● YOUR INSTRUCTIONS
Keep only the lines of the data below that contain "amount", and copy them.

● LISTED ENTRIES
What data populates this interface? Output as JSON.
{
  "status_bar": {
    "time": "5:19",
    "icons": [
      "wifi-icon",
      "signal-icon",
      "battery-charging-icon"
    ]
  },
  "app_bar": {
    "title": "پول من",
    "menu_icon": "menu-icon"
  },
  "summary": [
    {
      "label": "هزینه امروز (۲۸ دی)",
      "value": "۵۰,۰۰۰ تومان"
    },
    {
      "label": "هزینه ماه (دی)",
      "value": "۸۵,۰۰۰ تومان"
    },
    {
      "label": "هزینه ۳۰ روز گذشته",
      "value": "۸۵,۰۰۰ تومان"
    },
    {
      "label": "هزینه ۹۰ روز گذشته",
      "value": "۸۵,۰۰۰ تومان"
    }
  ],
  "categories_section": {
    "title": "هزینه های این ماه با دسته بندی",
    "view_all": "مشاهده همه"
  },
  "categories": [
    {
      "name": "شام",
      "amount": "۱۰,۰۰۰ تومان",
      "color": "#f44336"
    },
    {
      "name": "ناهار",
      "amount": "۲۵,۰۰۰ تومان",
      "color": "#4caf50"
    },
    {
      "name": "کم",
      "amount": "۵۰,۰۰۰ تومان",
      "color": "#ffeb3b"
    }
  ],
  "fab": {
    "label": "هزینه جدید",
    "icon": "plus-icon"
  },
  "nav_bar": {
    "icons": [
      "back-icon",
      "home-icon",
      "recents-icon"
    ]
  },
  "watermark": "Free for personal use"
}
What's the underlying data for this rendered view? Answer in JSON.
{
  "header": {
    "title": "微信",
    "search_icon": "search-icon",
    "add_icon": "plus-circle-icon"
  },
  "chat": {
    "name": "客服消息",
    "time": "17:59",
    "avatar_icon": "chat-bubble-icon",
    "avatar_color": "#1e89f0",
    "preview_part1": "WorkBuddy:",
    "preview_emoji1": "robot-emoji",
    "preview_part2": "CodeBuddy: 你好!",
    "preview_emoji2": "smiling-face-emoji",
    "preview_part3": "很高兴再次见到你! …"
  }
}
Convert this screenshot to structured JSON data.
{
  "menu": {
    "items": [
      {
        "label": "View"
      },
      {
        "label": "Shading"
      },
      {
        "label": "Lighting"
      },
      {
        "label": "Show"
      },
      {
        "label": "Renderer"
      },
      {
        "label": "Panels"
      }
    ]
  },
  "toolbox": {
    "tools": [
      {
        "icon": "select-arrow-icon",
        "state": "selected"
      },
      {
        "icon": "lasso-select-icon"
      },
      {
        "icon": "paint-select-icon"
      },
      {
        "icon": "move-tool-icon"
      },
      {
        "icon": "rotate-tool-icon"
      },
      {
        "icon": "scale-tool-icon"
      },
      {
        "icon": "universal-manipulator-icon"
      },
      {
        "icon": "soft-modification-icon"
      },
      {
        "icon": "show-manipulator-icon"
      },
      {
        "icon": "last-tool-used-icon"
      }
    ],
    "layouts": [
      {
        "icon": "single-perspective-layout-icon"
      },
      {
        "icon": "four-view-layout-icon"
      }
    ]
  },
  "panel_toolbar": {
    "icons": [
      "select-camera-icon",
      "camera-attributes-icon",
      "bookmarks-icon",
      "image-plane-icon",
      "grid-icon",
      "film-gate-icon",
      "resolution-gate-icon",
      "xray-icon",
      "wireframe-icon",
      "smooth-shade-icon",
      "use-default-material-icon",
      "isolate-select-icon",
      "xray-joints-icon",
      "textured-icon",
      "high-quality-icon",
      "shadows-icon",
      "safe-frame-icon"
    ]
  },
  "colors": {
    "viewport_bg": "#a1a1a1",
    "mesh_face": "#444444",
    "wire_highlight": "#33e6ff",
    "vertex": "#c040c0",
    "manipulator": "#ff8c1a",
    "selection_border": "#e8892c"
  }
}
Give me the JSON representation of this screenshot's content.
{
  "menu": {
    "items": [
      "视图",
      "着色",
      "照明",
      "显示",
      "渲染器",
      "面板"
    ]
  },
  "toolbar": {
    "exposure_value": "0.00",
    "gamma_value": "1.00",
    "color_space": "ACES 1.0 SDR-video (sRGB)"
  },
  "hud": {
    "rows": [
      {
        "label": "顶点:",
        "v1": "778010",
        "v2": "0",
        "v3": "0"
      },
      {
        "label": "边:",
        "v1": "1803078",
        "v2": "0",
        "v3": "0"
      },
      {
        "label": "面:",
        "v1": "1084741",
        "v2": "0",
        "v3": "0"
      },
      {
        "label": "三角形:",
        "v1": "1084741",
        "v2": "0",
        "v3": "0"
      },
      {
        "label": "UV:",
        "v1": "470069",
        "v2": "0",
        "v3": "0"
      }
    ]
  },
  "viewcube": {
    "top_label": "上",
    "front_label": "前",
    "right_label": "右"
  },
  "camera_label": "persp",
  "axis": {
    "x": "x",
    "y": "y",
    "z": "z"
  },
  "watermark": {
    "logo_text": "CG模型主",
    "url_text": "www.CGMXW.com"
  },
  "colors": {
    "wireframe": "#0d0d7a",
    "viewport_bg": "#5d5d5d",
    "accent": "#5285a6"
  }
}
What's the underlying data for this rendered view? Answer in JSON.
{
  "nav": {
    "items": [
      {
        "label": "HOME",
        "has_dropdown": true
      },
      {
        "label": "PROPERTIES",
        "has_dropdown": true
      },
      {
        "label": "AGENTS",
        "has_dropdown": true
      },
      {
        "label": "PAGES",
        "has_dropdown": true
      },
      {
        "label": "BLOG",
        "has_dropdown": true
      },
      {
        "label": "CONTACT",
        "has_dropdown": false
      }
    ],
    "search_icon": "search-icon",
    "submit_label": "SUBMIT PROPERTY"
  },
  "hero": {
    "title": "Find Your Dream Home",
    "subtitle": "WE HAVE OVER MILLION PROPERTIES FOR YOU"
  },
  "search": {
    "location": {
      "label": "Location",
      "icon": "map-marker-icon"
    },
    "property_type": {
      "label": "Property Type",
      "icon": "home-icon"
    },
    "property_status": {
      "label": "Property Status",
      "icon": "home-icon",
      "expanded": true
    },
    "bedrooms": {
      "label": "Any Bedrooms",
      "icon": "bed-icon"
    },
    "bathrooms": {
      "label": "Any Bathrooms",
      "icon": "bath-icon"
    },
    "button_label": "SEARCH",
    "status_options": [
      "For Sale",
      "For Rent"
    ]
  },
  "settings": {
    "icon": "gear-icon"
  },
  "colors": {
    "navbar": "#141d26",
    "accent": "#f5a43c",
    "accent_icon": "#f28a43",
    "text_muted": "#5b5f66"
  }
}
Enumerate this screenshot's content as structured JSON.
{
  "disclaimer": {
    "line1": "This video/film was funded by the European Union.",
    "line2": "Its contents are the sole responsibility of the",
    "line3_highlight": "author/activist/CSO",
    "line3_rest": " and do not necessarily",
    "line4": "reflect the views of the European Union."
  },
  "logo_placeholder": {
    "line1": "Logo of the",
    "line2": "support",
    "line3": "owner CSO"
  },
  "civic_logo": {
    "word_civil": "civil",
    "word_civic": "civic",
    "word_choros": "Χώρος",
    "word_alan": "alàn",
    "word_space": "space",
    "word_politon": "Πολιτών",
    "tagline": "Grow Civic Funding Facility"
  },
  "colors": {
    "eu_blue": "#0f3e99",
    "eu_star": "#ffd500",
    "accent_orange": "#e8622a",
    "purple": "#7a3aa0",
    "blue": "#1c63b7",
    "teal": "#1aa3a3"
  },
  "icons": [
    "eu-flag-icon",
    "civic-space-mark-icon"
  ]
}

● EXERCISE SOLUTION
      "amount": "۱۰,۰۰۰ تومان",
      "amount": "۲۵,۰۰۰ تومان",
      "amount": "۵۰,۰۰۰ تومان",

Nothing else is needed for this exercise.